----- GIVEN RECORDS

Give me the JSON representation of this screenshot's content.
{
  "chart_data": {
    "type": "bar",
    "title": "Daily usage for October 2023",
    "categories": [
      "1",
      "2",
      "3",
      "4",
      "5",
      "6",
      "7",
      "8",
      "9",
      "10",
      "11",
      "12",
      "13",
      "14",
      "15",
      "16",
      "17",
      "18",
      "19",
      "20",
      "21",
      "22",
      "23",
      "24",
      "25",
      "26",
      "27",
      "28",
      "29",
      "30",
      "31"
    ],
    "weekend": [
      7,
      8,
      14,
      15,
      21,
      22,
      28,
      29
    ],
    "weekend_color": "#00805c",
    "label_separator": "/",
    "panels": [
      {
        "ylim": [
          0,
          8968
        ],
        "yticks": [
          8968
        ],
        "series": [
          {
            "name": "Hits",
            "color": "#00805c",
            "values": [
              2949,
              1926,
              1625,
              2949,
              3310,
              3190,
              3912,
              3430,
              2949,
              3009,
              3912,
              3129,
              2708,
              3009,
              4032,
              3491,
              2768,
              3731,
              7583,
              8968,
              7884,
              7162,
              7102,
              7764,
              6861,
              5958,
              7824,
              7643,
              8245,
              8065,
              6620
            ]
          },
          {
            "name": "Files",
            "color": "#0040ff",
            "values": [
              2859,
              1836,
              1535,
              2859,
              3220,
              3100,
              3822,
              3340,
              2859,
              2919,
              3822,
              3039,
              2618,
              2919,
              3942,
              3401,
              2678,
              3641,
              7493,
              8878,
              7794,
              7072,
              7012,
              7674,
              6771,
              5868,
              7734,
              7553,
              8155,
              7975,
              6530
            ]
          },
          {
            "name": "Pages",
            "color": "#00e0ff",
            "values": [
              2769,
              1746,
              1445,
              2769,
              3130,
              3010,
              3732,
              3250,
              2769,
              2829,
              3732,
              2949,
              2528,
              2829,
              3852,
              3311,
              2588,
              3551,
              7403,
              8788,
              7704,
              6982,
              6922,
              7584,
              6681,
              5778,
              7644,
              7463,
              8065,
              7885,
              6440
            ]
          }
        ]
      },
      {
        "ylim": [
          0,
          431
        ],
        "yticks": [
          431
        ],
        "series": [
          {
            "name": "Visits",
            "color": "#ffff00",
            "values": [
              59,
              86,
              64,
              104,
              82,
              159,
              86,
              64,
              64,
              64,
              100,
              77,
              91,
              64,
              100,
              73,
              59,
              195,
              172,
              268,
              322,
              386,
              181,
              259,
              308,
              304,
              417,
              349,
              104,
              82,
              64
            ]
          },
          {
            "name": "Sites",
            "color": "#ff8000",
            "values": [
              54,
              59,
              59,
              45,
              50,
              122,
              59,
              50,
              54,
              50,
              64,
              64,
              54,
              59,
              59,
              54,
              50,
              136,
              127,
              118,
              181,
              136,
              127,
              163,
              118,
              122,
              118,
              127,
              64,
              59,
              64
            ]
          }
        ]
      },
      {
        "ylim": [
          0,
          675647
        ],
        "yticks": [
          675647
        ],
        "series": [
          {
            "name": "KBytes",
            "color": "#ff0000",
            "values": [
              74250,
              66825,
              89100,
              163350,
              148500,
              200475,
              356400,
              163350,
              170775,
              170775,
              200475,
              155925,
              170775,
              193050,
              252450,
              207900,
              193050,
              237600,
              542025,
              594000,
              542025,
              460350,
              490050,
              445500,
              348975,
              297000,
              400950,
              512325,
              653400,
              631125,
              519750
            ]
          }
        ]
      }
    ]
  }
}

----------

◆ **WRITTEN PROBLEM**
Pick out all lines containing the string "name".

◆ **ANSWER TO THIS EXERCISE**
            "name": "Hits",
            "name": "Files",
            "name": "Pages",
            "name": "Visits",
            "name": "Sites",
            "name": "KBytes",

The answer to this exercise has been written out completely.